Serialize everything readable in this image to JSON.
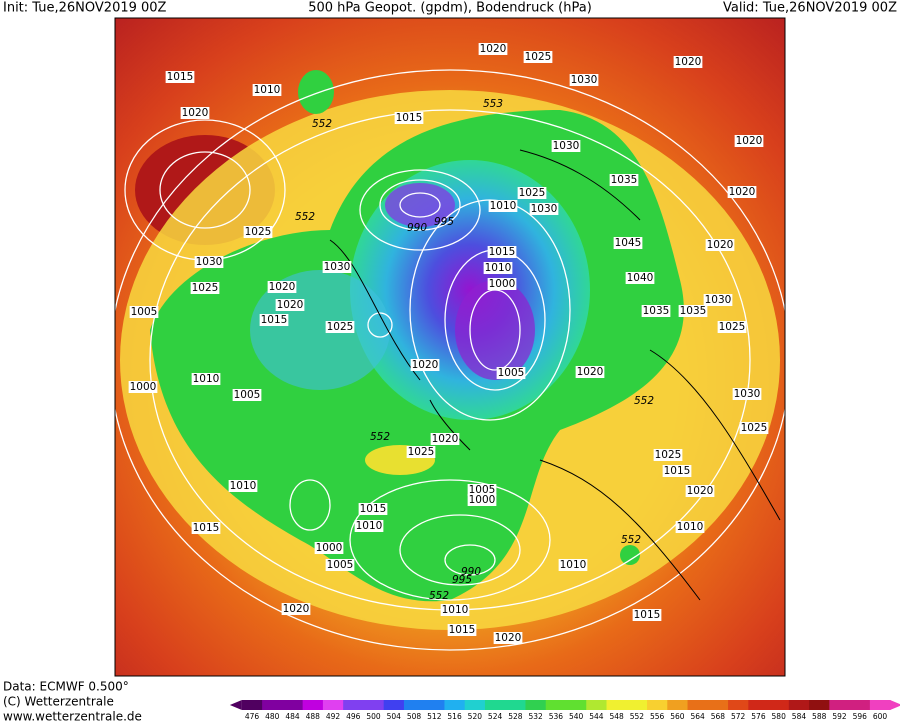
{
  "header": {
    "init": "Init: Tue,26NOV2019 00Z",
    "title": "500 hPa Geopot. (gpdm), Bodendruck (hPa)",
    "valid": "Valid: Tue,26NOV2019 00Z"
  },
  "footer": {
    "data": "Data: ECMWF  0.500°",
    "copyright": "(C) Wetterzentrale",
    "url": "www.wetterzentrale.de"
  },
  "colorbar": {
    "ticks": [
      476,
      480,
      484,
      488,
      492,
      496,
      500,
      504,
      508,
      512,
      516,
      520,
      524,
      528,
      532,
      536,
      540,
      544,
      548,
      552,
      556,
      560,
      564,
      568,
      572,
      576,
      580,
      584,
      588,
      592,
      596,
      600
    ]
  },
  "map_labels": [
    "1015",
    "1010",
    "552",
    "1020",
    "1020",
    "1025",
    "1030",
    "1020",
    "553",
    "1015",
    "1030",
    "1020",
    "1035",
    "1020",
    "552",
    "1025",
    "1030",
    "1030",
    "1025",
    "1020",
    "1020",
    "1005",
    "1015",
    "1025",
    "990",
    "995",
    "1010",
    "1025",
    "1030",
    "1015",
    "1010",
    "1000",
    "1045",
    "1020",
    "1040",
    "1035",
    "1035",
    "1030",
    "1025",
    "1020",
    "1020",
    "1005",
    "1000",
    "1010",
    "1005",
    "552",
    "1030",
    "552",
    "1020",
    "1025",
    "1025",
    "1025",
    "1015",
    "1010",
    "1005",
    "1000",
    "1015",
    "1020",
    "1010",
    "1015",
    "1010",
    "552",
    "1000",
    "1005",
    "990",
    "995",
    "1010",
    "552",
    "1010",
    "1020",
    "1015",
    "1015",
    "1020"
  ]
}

^^^^

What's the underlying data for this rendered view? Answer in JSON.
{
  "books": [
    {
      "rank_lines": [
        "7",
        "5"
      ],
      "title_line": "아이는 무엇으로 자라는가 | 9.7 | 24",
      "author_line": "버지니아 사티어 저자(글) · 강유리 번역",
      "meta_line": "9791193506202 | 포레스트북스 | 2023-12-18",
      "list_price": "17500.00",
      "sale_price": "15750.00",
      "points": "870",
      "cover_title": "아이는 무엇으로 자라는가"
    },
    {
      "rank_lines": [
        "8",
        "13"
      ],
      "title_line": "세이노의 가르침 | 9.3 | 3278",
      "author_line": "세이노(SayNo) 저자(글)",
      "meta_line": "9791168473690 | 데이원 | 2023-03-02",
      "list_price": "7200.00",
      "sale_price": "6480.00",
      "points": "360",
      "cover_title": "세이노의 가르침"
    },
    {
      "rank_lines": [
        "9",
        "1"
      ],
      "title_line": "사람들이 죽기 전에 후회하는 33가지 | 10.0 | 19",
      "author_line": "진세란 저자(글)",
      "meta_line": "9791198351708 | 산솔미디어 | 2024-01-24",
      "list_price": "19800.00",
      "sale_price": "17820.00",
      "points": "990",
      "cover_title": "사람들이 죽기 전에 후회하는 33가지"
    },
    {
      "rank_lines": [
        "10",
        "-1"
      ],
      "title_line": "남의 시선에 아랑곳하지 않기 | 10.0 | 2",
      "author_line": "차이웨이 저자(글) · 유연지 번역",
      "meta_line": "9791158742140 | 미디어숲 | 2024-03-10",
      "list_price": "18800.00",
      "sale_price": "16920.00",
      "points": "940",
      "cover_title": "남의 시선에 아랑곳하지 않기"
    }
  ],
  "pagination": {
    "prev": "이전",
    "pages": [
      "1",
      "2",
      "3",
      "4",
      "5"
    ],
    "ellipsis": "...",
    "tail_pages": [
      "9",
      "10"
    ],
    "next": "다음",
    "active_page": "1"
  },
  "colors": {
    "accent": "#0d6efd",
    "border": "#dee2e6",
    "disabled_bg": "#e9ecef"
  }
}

^^^^

State how many lines of the listing include "data", and nothing more.

2